--- START Provided entries ---

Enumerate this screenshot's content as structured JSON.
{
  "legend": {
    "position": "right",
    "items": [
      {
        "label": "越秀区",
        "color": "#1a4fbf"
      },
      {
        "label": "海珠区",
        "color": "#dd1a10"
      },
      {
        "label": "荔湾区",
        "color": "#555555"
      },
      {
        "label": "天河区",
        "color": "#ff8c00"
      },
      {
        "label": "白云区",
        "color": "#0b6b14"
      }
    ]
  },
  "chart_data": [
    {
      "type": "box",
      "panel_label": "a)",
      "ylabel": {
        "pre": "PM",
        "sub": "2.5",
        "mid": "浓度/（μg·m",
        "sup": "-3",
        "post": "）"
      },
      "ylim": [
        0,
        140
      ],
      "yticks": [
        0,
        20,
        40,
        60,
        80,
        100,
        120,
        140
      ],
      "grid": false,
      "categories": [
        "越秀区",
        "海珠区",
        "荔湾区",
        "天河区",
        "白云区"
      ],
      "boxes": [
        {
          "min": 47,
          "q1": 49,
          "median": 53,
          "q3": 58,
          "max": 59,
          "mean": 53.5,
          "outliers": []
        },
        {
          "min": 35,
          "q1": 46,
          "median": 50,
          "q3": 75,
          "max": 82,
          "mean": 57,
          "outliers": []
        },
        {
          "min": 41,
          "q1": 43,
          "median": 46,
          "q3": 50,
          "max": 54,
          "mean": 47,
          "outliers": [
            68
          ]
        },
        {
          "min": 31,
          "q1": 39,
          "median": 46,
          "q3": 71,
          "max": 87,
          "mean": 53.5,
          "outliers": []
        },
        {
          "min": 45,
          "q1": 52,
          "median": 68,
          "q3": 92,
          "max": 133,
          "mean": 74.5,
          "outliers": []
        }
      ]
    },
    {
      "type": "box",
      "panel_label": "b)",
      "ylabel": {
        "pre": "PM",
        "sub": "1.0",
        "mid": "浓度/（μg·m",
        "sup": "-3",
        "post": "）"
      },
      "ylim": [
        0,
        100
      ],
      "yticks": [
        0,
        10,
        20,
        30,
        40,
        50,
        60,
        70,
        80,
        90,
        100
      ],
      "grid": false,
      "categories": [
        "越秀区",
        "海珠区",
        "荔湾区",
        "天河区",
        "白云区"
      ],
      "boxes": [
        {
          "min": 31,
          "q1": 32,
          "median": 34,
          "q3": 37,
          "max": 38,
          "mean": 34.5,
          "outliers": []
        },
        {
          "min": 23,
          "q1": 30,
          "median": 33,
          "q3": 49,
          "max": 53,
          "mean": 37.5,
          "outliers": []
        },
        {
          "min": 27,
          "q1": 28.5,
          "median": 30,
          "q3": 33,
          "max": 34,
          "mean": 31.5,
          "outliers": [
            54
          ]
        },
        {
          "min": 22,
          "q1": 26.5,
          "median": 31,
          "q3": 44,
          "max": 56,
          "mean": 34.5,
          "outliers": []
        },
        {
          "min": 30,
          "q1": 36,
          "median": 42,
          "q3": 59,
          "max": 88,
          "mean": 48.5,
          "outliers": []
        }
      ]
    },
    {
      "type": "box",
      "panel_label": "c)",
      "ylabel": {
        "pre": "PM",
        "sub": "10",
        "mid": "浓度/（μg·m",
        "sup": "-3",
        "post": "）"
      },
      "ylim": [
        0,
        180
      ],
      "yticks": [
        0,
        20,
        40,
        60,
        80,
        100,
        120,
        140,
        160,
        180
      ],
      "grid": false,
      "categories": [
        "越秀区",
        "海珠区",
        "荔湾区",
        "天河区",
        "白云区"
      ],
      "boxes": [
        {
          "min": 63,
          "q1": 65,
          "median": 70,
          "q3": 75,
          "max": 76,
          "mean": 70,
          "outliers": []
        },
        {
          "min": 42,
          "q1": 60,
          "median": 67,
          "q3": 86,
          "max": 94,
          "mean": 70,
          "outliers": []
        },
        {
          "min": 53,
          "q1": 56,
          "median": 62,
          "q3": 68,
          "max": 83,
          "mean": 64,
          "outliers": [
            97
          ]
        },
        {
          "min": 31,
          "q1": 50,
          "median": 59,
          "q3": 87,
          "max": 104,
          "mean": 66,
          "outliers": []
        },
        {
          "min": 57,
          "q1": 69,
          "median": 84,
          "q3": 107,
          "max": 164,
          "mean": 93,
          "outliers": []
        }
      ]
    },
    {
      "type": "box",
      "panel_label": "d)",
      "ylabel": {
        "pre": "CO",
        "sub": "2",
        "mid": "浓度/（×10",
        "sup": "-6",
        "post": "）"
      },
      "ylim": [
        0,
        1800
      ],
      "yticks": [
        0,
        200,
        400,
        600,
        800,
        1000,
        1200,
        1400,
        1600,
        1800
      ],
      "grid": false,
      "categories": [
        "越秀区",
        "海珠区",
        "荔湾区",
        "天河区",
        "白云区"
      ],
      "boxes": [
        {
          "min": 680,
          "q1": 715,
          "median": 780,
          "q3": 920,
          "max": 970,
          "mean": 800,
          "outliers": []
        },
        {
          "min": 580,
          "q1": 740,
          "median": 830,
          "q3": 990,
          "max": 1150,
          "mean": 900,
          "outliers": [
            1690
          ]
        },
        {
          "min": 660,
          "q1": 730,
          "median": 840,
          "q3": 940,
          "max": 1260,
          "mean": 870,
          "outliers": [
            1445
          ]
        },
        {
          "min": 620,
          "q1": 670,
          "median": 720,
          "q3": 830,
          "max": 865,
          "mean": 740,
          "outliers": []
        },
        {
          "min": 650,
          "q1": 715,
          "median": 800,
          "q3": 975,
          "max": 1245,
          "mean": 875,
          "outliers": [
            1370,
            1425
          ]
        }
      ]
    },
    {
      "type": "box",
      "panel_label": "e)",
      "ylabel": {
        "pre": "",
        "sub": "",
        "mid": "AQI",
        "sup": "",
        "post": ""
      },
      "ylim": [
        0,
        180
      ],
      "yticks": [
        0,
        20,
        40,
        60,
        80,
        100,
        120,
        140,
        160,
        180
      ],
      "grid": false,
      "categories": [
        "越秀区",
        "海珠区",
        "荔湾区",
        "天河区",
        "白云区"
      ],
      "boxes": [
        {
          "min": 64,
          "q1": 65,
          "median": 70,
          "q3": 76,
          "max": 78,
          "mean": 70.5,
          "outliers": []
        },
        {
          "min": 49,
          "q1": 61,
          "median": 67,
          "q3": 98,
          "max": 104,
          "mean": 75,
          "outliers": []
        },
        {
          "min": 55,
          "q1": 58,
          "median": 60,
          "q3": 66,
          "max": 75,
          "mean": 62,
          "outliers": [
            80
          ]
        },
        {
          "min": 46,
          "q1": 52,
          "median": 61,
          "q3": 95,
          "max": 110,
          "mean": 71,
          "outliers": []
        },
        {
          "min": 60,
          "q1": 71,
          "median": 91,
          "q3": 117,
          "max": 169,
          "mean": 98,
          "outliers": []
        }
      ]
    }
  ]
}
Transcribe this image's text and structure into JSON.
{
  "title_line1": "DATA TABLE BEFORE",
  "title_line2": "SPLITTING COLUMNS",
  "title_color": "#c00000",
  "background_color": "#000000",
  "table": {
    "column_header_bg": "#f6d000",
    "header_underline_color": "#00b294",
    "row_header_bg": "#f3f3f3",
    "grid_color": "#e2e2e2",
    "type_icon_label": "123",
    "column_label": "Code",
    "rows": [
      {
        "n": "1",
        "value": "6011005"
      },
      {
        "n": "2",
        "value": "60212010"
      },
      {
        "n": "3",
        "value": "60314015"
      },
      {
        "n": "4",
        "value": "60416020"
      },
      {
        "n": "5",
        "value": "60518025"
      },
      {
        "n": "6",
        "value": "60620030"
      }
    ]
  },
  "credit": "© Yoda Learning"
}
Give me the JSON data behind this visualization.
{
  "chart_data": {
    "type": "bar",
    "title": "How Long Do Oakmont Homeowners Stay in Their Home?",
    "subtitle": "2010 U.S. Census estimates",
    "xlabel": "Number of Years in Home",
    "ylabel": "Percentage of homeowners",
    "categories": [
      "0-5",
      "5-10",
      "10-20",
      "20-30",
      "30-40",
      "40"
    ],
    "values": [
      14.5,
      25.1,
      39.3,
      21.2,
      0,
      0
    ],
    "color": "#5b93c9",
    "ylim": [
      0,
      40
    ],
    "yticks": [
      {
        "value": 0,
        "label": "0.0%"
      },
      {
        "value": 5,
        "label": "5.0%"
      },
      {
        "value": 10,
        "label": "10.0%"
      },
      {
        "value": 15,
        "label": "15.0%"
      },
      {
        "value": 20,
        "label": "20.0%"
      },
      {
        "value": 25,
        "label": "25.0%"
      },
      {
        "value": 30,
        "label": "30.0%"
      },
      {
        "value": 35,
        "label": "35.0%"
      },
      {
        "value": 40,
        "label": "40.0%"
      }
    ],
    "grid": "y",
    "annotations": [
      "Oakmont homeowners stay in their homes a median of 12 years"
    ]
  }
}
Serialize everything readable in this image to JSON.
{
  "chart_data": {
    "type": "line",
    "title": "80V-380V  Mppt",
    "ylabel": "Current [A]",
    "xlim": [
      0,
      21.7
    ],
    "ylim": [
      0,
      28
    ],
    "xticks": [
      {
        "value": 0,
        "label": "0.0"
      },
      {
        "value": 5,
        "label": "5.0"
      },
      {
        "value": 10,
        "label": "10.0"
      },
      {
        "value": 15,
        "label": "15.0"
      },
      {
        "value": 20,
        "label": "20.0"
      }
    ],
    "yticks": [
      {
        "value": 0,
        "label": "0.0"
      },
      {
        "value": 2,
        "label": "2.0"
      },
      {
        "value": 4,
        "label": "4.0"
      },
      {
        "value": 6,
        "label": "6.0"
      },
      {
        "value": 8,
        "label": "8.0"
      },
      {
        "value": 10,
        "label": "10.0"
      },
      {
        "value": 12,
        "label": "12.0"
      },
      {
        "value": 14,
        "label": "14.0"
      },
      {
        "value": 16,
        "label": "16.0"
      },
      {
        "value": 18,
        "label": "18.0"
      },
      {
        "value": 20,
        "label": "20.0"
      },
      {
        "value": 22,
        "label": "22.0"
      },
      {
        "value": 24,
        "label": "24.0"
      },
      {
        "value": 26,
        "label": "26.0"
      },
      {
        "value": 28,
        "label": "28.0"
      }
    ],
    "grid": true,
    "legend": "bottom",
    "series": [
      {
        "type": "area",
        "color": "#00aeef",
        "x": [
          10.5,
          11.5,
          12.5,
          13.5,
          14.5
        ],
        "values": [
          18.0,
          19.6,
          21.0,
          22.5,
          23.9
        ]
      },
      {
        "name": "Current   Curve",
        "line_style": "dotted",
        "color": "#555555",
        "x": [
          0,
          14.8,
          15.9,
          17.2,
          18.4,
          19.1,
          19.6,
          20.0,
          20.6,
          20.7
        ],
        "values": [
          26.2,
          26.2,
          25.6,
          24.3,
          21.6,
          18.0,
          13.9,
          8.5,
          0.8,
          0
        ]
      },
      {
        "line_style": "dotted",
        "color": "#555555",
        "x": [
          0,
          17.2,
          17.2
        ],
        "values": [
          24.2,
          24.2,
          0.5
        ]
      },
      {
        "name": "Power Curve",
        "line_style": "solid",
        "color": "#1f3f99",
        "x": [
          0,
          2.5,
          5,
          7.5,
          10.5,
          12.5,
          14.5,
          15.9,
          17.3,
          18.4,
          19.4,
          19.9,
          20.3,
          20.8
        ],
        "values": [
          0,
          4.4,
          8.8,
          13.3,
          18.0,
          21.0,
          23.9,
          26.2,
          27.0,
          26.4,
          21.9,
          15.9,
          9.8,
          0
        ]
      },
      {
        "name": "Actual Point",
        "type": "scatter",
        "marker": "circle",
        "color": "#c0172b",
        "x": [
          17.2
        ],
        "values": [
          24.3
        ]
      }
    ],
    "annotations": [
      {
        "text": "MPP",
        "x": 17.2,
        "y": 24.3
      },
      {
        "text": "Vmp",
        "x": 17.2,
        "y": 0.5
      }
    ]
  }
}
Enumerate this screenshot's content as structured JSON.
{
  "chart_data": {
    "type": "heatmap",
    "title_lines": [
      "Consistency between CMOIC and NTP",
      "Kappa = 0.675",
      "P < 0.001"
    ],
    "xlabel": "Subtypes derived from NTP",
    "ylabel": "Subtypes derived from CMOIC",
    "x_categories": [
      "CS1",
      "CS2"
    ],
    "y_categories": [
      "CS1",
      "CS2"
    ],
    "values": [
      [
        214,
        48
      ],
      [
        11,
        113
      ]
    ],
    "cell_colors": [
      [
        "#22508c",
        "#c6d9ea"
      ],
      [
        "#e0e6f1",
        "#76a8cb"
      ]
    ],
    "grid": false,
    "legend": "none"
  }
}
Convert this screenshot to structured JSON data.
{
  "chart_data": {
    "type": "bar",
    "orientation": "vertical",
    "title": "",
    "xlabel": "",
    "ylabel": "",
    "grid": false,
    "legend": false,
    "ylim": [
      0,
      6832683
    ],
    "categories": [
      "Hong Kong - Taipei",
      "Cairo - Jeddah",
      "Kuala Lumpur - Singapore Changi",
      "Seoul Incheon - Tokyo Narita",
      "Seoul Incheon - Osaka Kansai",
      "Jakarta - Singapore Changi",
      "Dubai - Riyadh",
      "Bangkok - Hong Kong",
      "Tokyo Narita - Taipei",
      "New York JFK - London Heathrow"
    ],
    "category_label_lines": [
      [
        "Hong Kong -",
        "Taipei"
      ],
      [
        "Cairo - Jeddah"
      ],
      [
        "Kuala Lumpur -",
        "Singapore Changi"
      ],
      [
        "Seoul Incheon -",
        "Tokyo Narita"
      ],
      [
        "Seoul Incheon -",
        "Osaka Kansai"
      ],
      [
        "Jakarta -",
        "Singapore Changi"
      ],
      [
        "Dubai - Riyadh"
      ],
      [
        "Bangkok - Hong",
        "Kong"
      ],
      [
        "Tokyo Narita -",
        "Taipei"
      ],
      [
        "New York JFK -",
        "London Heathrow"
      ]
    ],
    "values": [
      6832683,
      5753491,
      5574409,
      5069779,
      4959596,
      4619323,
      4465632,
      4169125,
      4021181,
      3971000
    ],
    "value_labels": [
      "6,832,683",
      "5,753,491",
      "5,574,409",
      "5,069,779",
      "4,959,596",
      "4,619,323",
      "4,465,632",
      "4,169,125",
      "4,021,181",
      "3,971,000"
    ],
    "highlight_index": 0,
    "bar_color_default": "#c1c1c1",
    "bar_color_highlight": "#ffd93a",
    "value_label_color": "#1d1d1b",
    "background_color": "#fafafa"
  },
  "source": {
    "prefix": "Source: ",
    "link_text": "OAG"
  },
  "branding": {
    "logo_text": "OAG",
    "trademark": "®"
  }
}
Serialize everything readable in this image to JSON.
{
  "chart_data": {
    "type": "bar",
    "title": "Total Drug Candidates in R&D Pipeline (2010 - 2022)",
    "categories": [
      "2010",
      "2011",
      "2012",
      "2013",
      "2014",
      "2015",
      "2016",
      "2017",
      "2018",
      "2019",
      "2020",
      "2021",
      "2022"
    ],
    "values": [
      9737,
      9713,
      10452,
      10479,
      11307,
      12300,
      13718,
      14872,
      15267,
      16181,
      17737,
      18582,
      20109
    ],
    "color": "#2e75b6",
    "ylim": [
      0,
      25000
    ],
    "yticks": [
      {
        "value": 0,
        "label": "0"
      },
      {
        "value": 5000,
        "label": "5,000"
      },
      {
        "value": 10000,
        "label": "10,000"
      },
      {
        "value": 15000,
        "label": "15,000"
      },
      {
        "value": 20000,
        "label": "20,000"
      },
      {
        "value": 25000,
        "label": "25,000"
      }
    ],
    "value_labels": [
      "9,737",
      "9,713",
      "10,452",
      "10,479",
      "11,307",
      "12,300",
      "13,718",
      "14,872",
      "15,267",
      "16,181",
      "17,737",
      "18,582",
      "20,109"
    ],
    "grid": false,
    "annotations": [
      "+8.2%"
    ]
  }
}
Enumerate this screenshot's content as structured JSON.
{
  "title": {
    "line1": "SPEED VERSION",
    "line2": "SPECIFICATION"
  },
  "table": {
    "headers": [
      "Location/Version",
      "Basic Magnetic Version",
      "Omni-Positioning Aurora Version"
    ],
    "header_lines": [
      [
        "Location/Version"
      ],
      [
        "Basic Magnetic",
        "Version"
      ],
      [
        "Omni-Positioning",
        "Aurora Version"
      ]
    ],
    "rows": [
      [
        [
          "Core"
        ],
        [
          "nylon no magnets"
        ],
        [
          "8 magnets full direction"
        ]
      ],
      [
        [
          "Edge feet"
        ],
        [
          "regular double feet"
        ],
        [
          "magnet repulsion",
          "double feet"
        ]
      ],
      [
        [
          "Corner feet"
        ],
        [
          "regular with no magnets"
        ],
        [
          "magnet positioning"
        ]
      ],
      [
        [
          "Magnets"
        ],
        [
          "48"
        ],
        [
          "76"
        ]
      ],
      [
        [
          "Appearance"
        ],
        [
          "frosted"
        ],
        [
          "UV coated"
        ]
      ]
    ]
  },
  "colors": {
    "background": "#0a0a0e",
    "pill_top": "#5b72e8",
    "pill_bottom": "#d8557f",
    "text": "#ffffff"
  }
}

--- END Provided entries ---

Directions |
In the material above, how many lines hold the word "Omni"? Say only the number.

Exercise solution |
2